Task to complete →
Write out the entries below once more, exactly.

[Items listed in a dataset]
------
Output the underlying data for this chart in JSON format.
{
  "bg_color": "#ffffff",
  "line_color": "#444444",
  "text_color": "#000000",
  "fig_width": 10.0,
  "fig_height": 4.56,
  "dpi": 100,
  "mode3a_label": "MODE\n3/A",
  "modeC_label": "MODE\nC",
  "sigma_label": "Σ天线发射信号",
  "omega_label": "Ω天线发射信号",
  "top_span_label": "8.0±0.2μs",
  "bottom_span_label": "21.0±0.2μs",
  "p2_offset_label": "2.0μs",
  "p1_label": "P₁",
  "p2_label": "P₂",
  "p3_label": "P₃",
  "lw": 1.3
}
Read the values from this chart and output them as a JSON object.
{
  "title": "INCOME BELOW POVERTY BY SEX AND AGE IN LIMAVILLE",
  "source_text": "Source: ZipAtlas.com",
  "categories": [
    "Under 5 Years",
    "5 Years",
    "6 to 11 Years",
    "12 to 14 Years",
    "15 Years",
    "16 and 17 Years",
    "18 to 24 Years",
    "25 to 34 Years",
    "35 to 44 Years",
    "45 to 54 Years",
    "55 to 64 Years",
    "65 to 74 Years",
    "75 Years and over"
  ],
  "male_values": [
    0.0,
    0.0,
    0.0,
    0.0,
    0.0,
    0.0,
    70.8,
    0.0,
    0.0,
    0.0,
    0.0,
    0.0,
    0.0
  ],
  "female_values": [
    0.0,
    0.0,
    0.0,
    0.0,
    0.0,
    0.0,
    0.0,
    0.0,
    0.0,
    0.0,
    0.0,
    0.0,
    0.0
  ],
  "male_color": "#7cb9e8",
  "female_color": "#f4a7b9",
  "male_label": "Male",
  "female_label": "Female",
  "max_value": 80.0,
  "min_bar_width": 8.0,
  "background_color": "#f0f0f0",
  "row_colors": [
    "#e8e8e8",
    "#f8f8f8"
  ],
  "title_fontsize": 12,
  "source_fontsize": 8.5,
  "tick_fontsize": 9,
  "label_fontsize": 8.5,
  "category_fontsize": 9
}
------
The reply →
Output the underlying data for this chart in JSON format.
{
  "bg_color": "#ffffff",
  "line_color": "#444444",
  "text_color": "#000000",
  "fig_width": 10.0,
  "fig_height": 4.56,
  "dpi": 100,
  "mode3a_label": "MODE\n3/A",
  "modeC_label": "MODE\nC",
  "sigma_label": "Σ天线发射信号",
  "omega_label": "Ω天线发射信号",
  "top_span_label": "8.0±0.2μs",
  "bottom_span_label": "21.0±0.2μs",
  "p2_offset_label": "2.0μs",
  "p1_label": "P₁",
  "p2_label": "P₂",
  "p3_label": "P₃",
  "lw": 1.3
}
Read the values from this chart and output them as a JSON object.
{
  "title": "INCOME BELOW POVERTY BY SEX AND AGE IN LIMAVILLE",
  "source_text": "Source: ZipAtlas.com",
  "categories": [
    "Under 5 Years",
    "5 Years",
    "6 to 11 Years",
    "12 to 14 Years",
    "15 Years",
    "16 and 17 Years",
    "18 to 24 Years",
    "25 to 34 Years",
    "35 to 44 Years",
    "45 to 54 Years",
    "55 to 64 Years",
    "65 to 74 Years",
    "75 Years and over"
  ],
  "male_values": [
    0.0,
    0.0,
    0.0,
    0.0,
    0.0,
    0.0,
    70.8,
    0.0,
    0.0,
    0.0,
    0.0,
    0.0,
    0.0
  ],
  "female_values": [
    0.0,
    0.0,
    0.0,
    0.0,
    0.0,
    0.0,
    0.0,
    0.0,
    0.0,
    0.0,
    0.0,
    0.0,
    0.0
  ],
  "male_color": "#7cb9e8",
  "female_color": "#f4a7b9",
  "male_label": "Male",
  "female_label": "Female",
  "max_value": 80.0,
  "min_bar_width": 8.0,
  "background_color": "#f0f0f0",
  "row_colors": [
    "#e8e8e8",
    "#f8f8f8"
  ],
  "title_fontsize": 12,
  "source_fontsize": 8.5,
  "tick_fontsize": 9,
  "label_fontsize": 8.5,
  "category_fontsize": 9
}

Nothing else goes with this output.